(Entries with figure data)
┌────────

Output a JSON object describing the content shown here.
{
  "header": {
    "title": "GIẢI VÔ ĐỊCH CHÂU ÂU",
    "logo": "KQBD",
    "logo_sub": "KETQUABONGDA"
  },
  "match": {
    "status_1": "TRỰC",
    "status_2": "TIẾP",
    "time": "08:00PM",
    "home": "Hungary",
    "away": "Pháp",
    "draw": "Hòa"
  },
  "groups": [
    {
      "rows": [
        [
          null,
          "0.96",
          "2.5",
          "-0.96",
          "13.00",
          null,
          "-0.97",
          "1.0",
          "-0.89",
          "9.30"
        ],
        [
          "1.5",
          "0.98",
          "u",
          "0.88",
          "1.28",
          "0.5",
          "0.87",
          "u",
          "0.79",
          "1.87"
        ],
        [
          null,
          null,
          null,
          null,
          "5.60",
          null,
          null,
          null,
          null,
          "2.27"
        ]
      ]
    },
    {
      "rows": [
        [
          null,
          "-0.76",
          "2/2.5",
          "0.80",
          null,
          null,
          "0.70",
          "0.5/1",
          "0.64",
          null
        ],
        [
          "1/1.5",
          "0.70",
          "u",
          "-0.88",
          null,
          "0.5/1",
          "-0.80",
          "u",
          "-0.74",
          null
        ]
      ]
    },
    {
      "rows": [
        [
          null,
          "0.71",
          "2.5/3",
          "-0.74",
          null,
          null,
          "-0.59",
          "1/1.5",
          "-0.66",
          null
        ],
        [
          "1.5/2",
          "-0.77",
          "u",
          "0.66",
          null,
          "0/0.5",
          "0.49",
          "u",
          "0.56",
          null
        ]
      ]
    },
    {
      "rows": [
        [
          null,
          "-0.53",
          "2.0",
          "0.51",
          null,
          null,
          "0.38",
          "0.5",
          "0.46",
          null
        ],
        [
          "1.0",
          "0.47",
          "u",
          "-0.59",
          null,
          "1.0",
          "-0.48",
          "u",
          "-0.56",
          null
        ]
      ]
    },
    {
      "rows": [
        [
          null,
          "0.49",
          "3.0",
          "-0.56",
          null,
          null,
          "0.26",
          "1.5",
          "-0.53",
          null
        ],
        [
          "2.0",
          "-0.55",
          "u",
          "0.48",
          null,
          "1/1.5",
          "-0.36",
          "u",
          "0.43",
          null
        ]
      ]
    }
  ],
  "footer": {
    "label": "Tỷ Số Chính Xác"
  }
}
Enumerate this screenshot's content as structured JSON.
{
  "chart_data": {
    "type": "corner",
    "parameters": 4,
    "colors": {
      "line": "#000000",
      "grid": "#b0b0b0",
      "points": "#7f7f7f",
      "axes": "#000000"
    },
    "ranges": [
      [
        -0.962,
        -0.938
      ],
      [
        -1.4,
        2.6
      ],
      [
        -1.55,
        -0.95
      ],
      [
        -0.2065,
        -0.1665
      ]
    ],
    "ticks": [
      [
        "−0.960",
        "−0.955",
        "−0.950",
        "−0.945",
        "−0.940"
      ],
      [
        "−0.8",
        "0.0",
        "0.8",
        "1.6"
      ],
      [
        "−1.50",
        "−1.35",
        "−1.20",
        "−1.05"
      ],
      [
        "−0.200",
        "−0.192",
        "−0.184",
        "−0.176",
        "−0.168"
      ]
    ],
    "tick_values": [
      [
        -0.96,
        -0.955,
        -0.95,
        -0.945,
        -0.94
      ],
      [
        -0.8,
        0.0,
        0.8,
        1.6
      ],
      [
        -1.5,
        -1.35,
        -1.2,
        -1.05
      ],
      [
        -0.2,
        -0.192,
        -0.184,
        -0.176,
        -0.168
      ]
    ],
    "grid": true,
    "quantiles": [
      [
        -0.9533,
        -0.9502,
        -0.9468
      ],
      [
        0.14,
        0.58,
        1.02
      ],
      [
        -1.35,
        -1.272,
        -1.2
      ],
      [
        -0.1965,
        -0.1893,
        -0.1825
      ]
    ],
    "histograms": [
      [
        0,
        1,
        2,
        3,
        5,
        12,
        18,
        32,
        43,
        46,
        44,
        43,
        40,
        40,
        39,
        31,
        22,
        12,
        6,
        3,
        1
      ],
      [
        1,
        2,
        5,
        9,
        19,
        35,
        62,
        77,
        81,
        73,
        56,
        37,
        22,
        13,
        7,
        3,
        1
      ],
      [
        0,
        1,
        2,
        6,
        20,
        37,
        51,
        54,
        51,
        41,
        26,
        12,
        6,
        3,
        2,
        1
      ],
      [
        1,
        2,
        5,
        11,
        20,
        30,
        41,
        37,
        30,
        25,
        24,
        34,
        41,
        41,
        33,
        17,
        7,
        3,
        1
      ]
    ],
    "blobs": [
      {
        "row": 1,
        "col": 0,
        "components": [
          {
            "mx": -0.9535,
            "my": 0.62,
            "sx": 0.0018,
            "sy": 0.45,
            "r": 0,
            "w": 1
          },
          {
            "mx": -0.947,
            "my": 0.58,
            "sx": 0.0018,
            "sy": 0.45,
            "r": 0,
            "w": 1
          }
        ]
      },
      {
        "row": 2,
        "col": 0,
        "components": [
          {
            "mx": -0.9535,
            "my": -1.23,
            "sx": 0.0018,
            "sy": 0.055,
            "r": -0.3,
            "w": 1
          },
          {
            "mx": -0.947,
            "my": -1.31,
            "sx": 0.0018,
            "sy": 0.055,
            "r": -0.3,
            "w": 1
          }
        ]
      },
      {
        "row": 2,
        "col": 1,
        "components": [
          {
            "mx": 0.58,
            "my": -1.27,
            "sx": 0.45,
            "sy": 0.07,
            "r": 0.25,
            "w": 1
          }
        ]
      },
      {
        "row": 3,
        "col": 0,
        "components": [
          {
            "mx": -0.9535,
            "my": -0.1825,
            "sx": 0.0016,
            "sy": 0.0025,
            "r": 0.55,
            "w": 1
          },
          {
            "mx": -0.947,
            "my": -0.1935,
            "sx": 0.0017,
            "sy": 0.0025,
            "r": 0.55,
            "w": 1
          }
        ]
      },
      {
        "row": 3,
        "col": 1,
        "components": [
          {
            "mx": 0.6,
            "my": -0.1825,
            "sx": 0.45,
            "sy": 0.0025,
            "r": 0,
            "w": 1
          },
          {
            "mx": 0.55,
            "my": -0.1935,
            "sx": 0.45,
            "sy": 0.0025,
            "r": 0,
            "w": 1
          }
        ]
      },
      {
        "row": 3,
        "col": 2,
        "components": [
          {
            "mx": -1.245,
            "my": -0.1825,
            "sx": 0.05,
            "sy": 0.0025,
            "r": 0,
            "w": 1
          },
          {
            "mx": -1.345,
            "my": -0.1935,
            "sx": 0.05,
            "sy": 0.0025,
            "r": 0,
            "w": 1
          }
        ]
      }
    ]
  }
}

└────────

■ **THE REQUEST**
Write the data out again in full and exactly.

■ **WRITTEN RESPONSE**
Output a JSON object describing the content shown here.
{
  "header": {
    "title": "GIẢI VÔ ĐỊCH CHÂU ÂU",
    "logo": "KQBD",
    "logo_sub": "KETQUABONGDA"
  },
  "match": {
    "status_1": "TRỰC",
    "status_2": "TIẾP",
    "time": "08:00PM",
    "home": "Hungary",
    "away": "Pháp",
    "draw": "Hòa"
  },
  "groups": [
    {
      "rows": [
        [
          null,
          "0.96",
          "2.5",
          "-0.96",
          "13.00",
          null,
          "-0.97",
          "1.0",
          "-0.89",
          "9.30"
        ],
        [
          "1.5",
          "0.98",
          "u",
          "0.88",
          "1.28",
          "0.5",
          "0.87",
          "u",
          "0.79",
          "1.87"
        ],
        [
          null,
          null,
          null,
          null,
          "5.60",
          null,
          null,
          null,
          null,
          "2.27"
        ]
      ]
    },
    {
      "rows": [
        [
          null,
          "-0.76",
          "2/2.5",
          "0.80",
          null,
          null,
          "0.70",
          "0.5/1",
          "0.64",
          null
        ],
        [
          "1/1.5",
          "0.70",
          "u",
          "-0.88",
          null,
          "0.5/1",
          "-0.80",
          "u",
          "-0.74",
          null
        ]
      ]
    },
    {
      "rows": [
        [
          null,
          "0.71",
          "2.5/3",
          "-0.74",
          null,
          null,
          "-0.59",
          "1/1.5",
          "-0.66",
          null
        ],
        [
          "1.5/2",
          "-0.77",
          "u",
          "0.66",
          null,
          "0/0.5",
          "0.49",
          "u",
          "0.56",
          null
        ]
      ]
    },
    {
      "rows": [
        [
          null,
          "-0.53",
          "2.0",
          "0.51",
          null,
          null,
          "0.38",
          "0.5",
          "0.46",
          null
        ],
        [
          "1.0",
          "0.47",
          "u",
          "-0.59",
          null,
          "1.0",
          "-0.48",
          "u",
          "-0.56",
          null
        ]
      ]
    },
    {
      "rows": [
        [
          null,
          "0.49",
          "3.0",
          "-0.56",
          null,
          null,
          "0.26",
          "1.5",
          "-0.53",
          null
        ],
        [
          "2.0",
          "-0.55",
          "u",
          "0.48",
          null,
          "1/1.5",
          "-0.36",
          "u",
          "0.43",
          null
        ]
      ]
    }
  ],
  "footer": {
    "label": "Tỷ Số Chính Xác"
  }
}
Enumerate this screenshot's content as structured JSON.
{
  "chart_data": {
    "type": "corner",
    "parameters": 4,
    "colors": {
      "line": "#000000",
      "grid": "#b0b0b0",
      "points": "#7f7f7f",
      "axes": "#000000"
    },
    "ranges": [
      [
        -0.962,
        -0.938
      ],
      [
        -1.4,
        2.6
      ],
      [
        -1.55,
        -0.95
      ],
      [
        -0.2065,
        -0.1665
      ]
    ],
    "ticks": [
      [
        "−0.960",
        "−0.955",
        "−0.950",
        "−0.945",
        "−0.940"
      ],
      [
        "−0.8",
        "0.0",
        "0.8",
        "1.6"
      ],
      [
        "−1.50",
        "−1.35",
        "−1.20",
        "−1.05"
      ],
      [
        "−0.200",
        "−0.192",
        "−0.184",
        "−0.176",
        "−0.168"
      ]
    ],
    "tick_values": [
      [
        -0.96,
        -0.955,
        -0.95,
        -0.945,
        -0.94
      ],
      [
        -0.8,
        0.0,
        0.8,
        1.6
      ],
      [
        -1.5,
        -1.35,
        -1.2,
        -1.05
      ],
      [
        -0.2,
        -0.192,
        -0.184,
        -0.176,
        -0.168
      ]
    ],
    "grid": true,
    "quantiles": [
      [
        -0.9533,
        -0.9502,
        -0.9468
      ],
      [
        0.14,
        0.58,
        1.02
      ],
      [
        -1.35,
        -1.272,
        -1.2
      ],
      [
        -0.1965,
        -0.1893,
        -0.1825
      ]
    ],
    "histograms": [
      [
        0,
        1,
        2,
        3,
        5,
        12,
        18,
        32,
        43,
        46,
        44,
        43,
        40,
        40,
        39,
        31,
        22,
        12,
        6,
        3,
        1
      ],
      [
        1,
        2,
        5,
        9,
        19,
        35,
        62,
        77,
        81,
        73,
        56,
        37,
        22,
        13,
        7,
        3,
        1
      ],
      [
        0,
        1,
        2,
        6,
        20,
        37,
        51,
        54,
        51,
        41,
        26,
        12,
        6,
        3,
        2,
        1
      ],
      [
        1,
        2,
        5,
        11,
        20,
        30,
        41,
        37,
        30,
        25,
        24,
        34,
        41,
        41,
        33,
        17,
        7,
        3,
        1
      ]
    ],
    "blobs": [
      {
        "row": 1,
        "col": 0,
        "components": [
          {
            "mx": -0.9535,
            "my": 0.62,
            "sx": 0.0018,
            "sy": 0.45,
            "r": 0,
            "w": 1
          },
          {
            "mx": -0.947,
            "my": 0.58,
            "sx": 0.0018,
            "sy": 0.45,
            "r": 0,
            "w": 1
          }
        ]
      },
      {
        "row": 2,
        "col": 0,
        "components": [
          {
            "mx": -0.9535,
            "my": -1.23,
            "sx": 0.0018,
            "sy": 0.055,
            "r": -0.3,
            "w": 1
          },
          {
            "mx": -0.947,
            "my": -1.31,
            "sx": 0.0018,
            "sy": 0.055,
            "r": -0.3,
            "w": 1
          }
        ]
      },
      {
        "row": 2,
        "col": 1,
        "components": [
          {
            "mx": 0.58,
            "my": -1.27,
            "sx": 0.45,
            "sy": 0.07,
            "r": 0.25,
            "w": 1
          }
        ]
      },
      {
        "row": 3,
        "col": 0,
        "components": [
          {
            "mx": -0.9535,
            "my": -0.1825,
            "sx": 0.0016,
            "sy": 0.0025,
            "r": 0.55,
            "w": 1
          },
          {
            "mx": -0.947,
            "my": -0.1935,
            "sx": 0.0017,
            "sy": 0.0025,
            "r": 0.55,
            "w": 1
          }
        ]
      },
      {
        "row": 3,
        "col": 1,
        "components": [
          {
            "mx": 0.6,
            "my": -0.1825,
            "sx": 0.45,
            "sy": 0.0025,
            "r": 0,
            "w": 1
          },
          {
            "mx": 0.55,
            "my": -0.1935,
            "sx": 0.45,
            "sy": 0.0025,
            "r": 0,
            "w": 1
          }
        ]
      },
      {
        "row": 3,
        "col": 2,
        "components": [
          {
            "mx": -1.245,
            "my": -0.1825,
            "sx": 0.05,
            "sy": 0.0025,
            "r": 0,
            "w": 1
          },
          {
            "mx": -1.345,
            "my": -0.1935,
            "sx": 0.05,
            "sy": 0.0025,
            "r": 0,
            "w": 1
          }
        ]
      }
    ]
  }
}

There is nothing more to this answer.